Among the entries below, find the lines with "Begins" and copy them.

## Data shown

══════

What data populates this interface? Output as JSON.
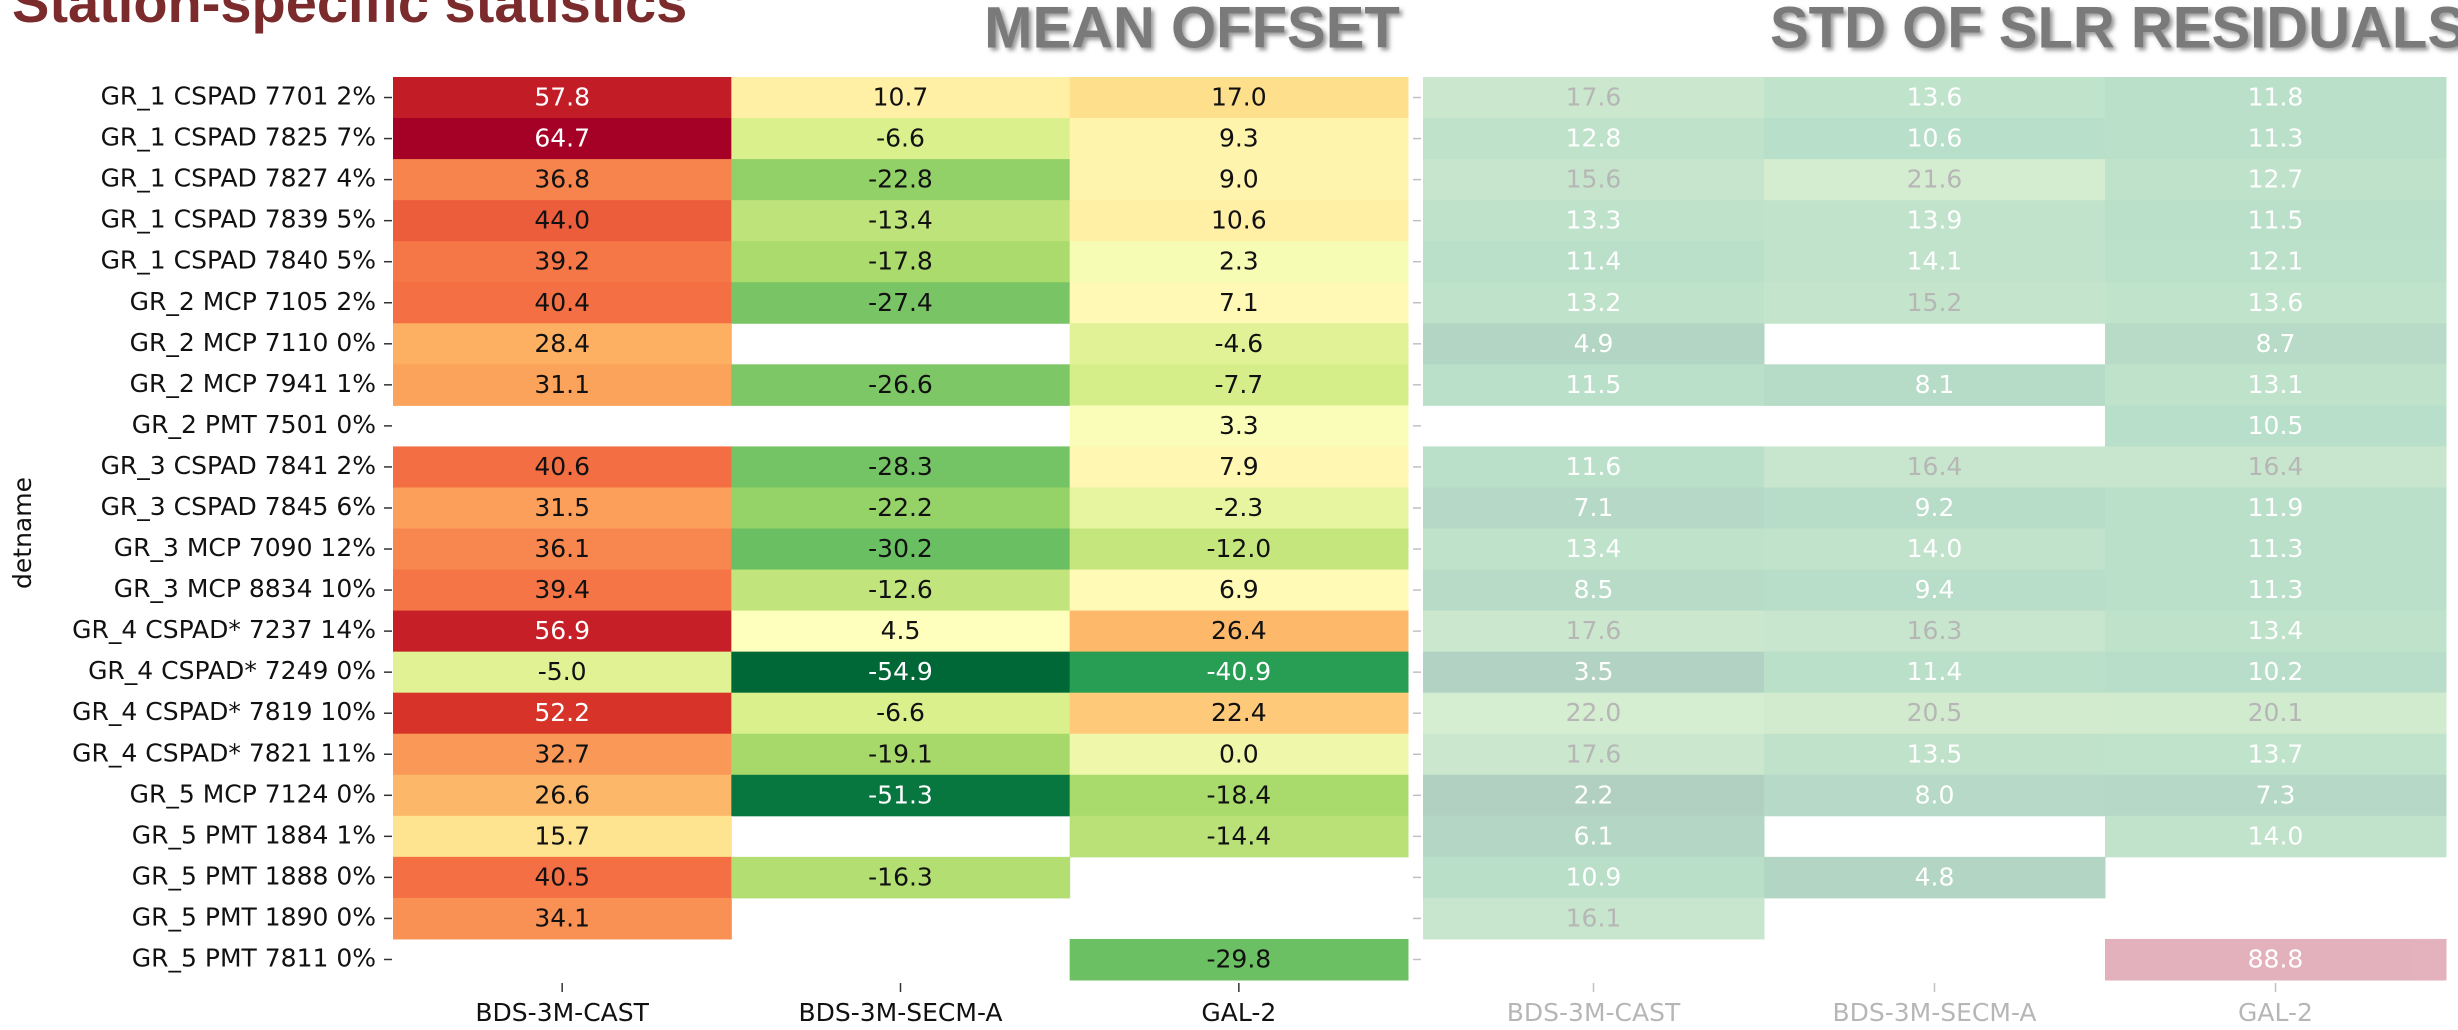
{
  "header": {
    "title": "Station-specific statistics"
  },
  "chart_data": [
    {
      "type": "heatmap",
      "title": "MEAN OFFSET",
      "y_label": "detname",
      "colormap": "RdYlGn_r",
      "rows": [
        "GR_1 CSPAD 7701 2%",
        "GR_1 CSPAD 7825 7%",
        "GR_1 CSPAD 7827 4%",
        "GR_1 CSPAD 7839 5%",
        "GR_1 CSPAD 7840 5%",
        "GR_2 MCP 7105 2%",
        "GR_2 MCP 7110 0%",
        "GR_2 MCP 7941 1%",
        "GR_2 PMT 7501 0%",
        "GR_3 CSPAD 7841 2%",
        "GR_3 CSPAD 7845 6%",
        "GR_3 MCP 7090 12%",
        "GR_3 MCP 8834 10%",
        "GR_4 CSPAD* 7237 14%",
        "GR_4 CSPAD* 7249 0%",
        "GR_4 CSPAD* 7819 10%",
        "GR_4 CSPAD* 7821 11%",
        "GR_5 MCP 7124 0%",
        "GR_5 PMT 1884 1%",
        "GR_5 PMT 1888 0%",
        "GR_5 PMT 1890 0%",
        "GR_5 PMT 7811 0%"
      ],
      "columns": [
        "BDS-3M-CAST",
        "BDS-3M-SECM-A",
        "GAL-2"
      ],
      "values": [
        [
          57.8,
          10.7,
          17.0
        ],
        [
          64.7,
          -6.6,
          9.3
        ],
        [
          36.8,
          -22.8,
          9.0
        ],
        [
          44.0,
          -13.4,
          10.6
        ],
        [
          39.2,
          -17.8,
          2.3
        ],
        [
          40.4,
          -27.4,
          7.1
        ],
        [
          28.4,
          null,
          -4.6
        ],
        [
          31.1,
          -26.6,
          -7.7
        ],
        [
          null,
          null,
          3.3
        ],
        [
          40.6,
          -28.3,
          7.9
        ],
        [
          31.5,
          -22.2,
          -2.3
        ],
        [
          36.1,
          -30.2,
          -12.0
        ],
        [
          39.4,
          -12.6,
          6.9
        ],
        [
          56.9,
          4.5,
          26.4
        ],
        [
          -5.0,
          -54.9,
          -40.9
        ],
        [
          52.2,
          -6.6,
          22.4
        ],
        [
          32.7,
          -19.1,
          0.0
        ],
        [
          26.6,
          -51.3,
          -18.4
        ],
        [
          15.7,
          null,
          -14.4
        ],
        [
          40.5,
          -16.3,
          null
        ],
        [
          34.1,
          null,
          null
        ],
        [
          null,
          null,
          -29.8
        ]
      ],
      "value_labels": [
        [
          "57.8",
          "10.7",
          "17.0"
        ],
        [
          "64.7",
          "-6.6",
          "9.3"
        ],
        [
          "36.8",
          "-22.8",
          "9.0"
        ],
        [
          "44.0",
          "-13.4",
          "10.6"
        ],
        [
          "39.2",
          "-17.8",
          "2.3"
        ],
        [
          "40.4",
          "-27.4",
          "7.1"
        ],
        [
          "28.4",
          null,
          "-4.6"
        ],
        [
          "31.1",
          "-26.6",
          "-7.7"
        ],
        [
          null,
          null,
          "3.3"
        ],
        [
          "40.6",
          "-28.3",
          "7.9"
        ],
        [
          "31.5",
          "-22.2",
          "-2.3"
        ],
        [
          "36.1",
          "-30.2",
          "-12.0"
        ],
        [
          "39.4",
          "-12.6",
          "6.9"
        ],
        [
          "56.9",
          "4.5",
          "26.4"
        ],
        [
          "-5.0",
          "-54.9",
          "-40.9"
        ],
        [
          "52.2",
          "-6.6",
          "22.4"
        ],
        [
          "32.7",
          "-19.1",
          "0.0"
        ],
        [
          "26.6",
          "-51.3",
          "-18.4"
        ],
        [
          "15.7",
          null,
          "-14.4"
        ],
        [
          "40.5",
          "-16.3",
          null
        ],
        [
          "34.1",
          null,
          null
        ],
        [
          null,
          null,
          "-29.8"
        ]
      ]
    },
    {
      "type": "heatmap",
      "title": "STD OF SLR RESIDUALS",
      "colormap": "RdYlGn_r",
      "columns": [
        "BDS-3M-CAST",
        "BDS-3M-SECM-A",
        "GAL-2"
      ],
      "values": [
        [
          17.6,
          13.6,
          11.8
        ],
        [
          12.8,
          10.6,
          11.3
        ],
        [
          15.6,
          21.6,
          12.7
        ],
        [
          13.3,
          13.9,
          11.5
        ],
        [
          11.4,
          14.1,
          12.1
        ],
        [
          13.2,
          15.2,
          13.6
        ],
        [
          4.9,
          null,
          8.7
        ],
        [
          11.5,
          8.1,
          13.1
        ],
        [
          null,
          null,
          10.5
        ],
        [
          11.6,
          16.4,
          16.4
        ],
        [
          7.1,
          9.2,
          11.9
        ],
        [
          13.4,
          14.0,
          11.3
        ],
        [
          8.5,
          9.4,
          11.3
        ],
        [
          17.6,
          16.3,
          13.4
        ],
        [
          3.5,
          11.4,
          10.2
        ],
        [
          22.0,
          20.5,
          20.1
        ],
        [
          17.6,
          13.5,
          13.7
        ],
        [
          2.2,
          8.0,
          7.3
        ],
        [
          6.1,
          null,
          14.0
        ],
        [
          10.9,
          4.8,
          null
        ],
        [
          16.1,
          null,
          null
        ],
        [
          null,
          null,
          88.8
        ]
      ],
      "value_labels": [
        [
          "17.6",
          "13.6",
          "11.8"
        ],
        [
          "12.8",
          "10.6",
          "11.3"
        ],
        [
          "15.6",
          "21.6",
          "12.7"
        ],
        [
          "13.3",
          "13.9",
          "11.5"
        ],
        [
          "11.4",
          "14.1",
          "12.1"
        ],
        [
          "13.2",
          "15.2",
          "13.6"
        ],
        [
          "4.9",
          null,
          "8.7"
        ],
        [
          "11.5",
          "8.1",
          "13.1"
        ],
        [
          null,
          null,
          "10.5"
        ],
        [
          "11.6",
          "16.4",
          "16.4"
        ],
        [
          "7.1",
          "9.2",
          "11.9"
        ],
        [
          "13.4",
          "14.0",
          "11.3"
        ],
        [
          "8.5",
          "9.4",
          "11.3"
        ],
        [
          "17.6",
          "16.3",
          "13.4"
        ],
        [
          "3.5",
          "11.4",
          "10.2"
        ],
        [
          "22.0",
          "20.5",
          "20.1"
        ],
        [
          "17.6",
          "13.5",
          "13.7"
        ],
        [
          "2.2",
          "8.0",
          "7.3"
        ],
        [
          "6.1",
          null,
          "14.0"
        ],
        [
          "10.9",
          "4.8",
          null
        ],
        [
          "16.1",
          null,
          null
        ],
        [
          null,
          null,
          "88.8"
        ]
      ]
    }
  ]
}
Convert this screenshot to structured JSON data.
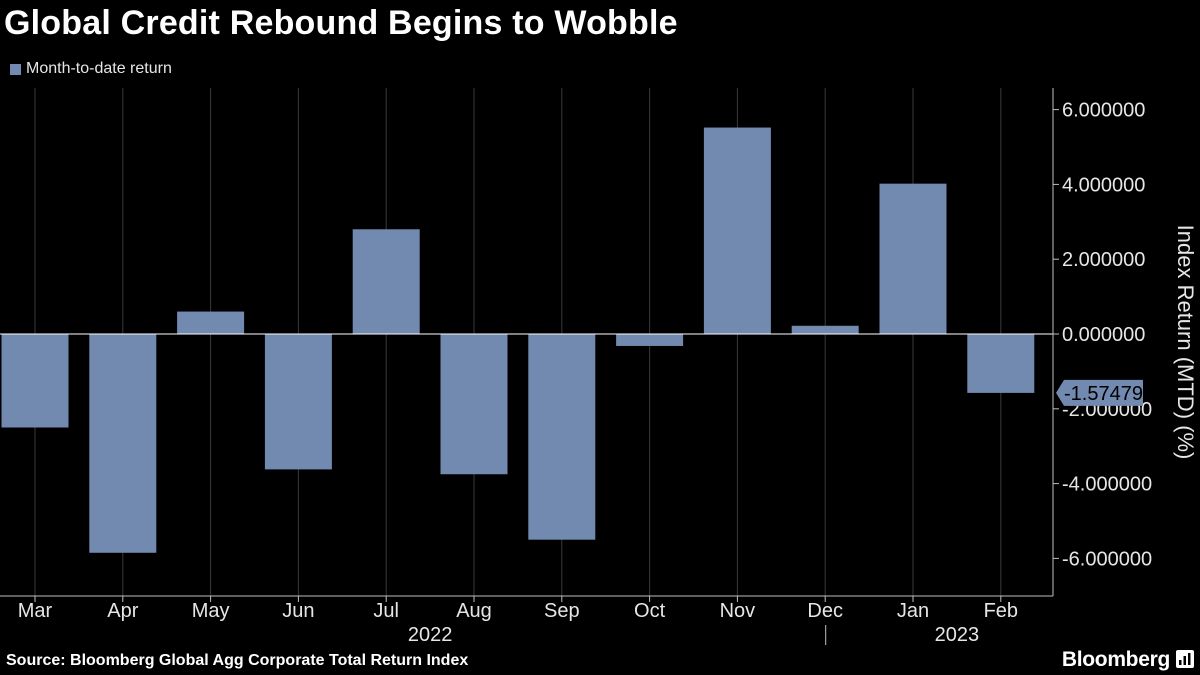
{
  "title": "Global Credit Rebound Begins to Wobble",
  "legend": {
    "label": "Month-to-date return"
  },
  "source": "Source: Bloomberg Global Agg Corporate Total Return Index",
  "brand": "Bloomberg",
  "colors": {
    "bar": "#7289b0",
    "grid": "#3a3a3a",
    "background": "#000000",
    "text": "#e6e6e6"
  },
  "chart_data": {
    "type": "bar",
    "title": "Global Credit Rebound Begins to Wobble",
    "categories": [
      "Mar",
      "Apr",
      "May",
      "Jun",
      "Jul",
      "Aug",
      "Sep",
      "Oct",
      "Nov",
      "Dec",
      "Jan",
      "Feb"
    ],
    "series": [
      {
        "name": "Month-to-date return",
        "values": [
          -2.5,
          -5.85,
          0.6,
          -3.62,
          2.8,
          -3.75,
          -5.5,
          -0.32,
          5.52,
          0.22,
          4.02,
          -1.574792
        ]
      }
    ],
    "year_labels": [
      {
        "label": "2022",
        "categories": [
          "Mar",
          "Apr",
          "May",
          "Jun",
          "Jul",
          "Aug",
          "Sep",
          "Oct",
          "Nov",
          "Dec"
        ]
      },
      {
        "label": "2023",
        "categories": [
          "Jan",
          "Feb"
        ]
      }
    ],
    "ylabel": "Index Return (MTD) (%)",
    "ylim": [
      -7,
      6.5
    ],
    "yticks": [
      6,
      4,
      2,
      0,
      -2,
      -4,
      -6
    ],
    "ytick_labels": [
      "6.000000",
      "4.000000",
      "2.000000",
      "0.000000",
      "-2.000000",
      "-4.000000",
      "-6.000000"
    ],
    "last_value_label": "-1.574792",
    "grid": true,
    "axis_position": "right"
  }
}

══════

## Task output
  "title": "Global Credit Rebound Begins to Wobble",
    "title": "Global Credit Rebound Begins to Wobble",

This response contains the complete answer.